- [EXERCISE TASK]
Retype the full set of records. Keep every character identical.

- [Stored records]
————————

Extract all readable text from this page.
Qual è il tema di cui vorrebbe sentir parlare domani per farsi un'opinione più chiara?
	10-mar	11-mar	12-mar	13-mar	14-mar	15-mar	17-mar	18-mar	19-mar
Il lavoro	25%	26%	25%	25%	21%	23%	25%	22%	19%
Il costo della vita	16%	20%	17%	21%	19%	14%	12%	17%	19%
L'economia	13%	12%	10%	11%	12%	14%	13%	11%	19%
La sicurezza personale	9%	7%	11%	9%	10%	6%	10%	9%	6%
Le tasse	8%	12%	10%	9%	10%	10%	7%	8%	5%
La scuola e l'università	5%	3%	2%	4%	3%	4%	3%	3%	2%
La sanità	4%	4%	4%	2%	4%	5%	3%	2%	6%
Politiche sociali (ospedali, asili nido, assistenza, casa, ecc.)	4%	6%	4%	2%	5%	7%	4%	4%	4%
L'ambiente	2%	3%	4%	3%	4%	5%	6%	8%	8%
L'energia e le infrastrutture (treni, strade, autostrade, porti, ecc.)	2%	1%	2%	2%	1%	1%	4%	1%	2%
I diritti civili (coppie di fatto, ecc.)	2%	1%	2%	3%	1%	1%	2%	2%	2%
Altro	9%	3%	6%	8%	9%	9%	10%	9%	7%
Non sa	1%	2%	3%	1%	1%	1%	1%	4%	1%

————————

- [REPLY TO THE EXERCISE]
Extract all readable text from this page.
Qual è il tema di cui vorrebbe sentir parlare domani per farsi un'opinione più chiara?
	10-mar	11-mar	12-mar	13-mar	14-mar	15-mar	17-mar	18-mar	19-mar
Il lavoro	25%	26%	25%	25%	21%	23%	25%	22%	19%
Il costo della vita	16%	20%	17%	21%	19%	14%	12%	17%	19%
L'economia	13%	12%	10%	11%	12%	14%	13%	11%	19%
La sicurezza personale	9%	7%	11%	9%	10%	6%	10%	9%	6%
Le tasse	8%	12%	10%	9%	10%	10%	7%	8%	5%
La scuola e l'università	5%	3%	2%	4%	3%	4%	3%	3%	2%
La sanità	4%	4%	4%	2%	4%	5%	3%	2%	6%
Politiche sociali (ospedali, asili nido, assistenza, casa, ecc.)	4%	6%	4%	2%	5%	7%	4%	4%	4%
L'ambiente	2%	3%	4%	3%	4%	5%	6%	8%	8%
L'energia e le infrastrutture (treni, strade, autostrade, porti, ecc.)	2%	1%	2%	2%	1%	1%	4%	1%	2%
I diritti civili (coppie di fatto, ecc.)	2%	1%	2%	3%	1%	1%	2%	2%	2%
Altro	9%	3%	6%	8%	9%	9%	10%	9%	7%
Non sa	1%	2%	3%	1%	1%	1%	1%	4%	1%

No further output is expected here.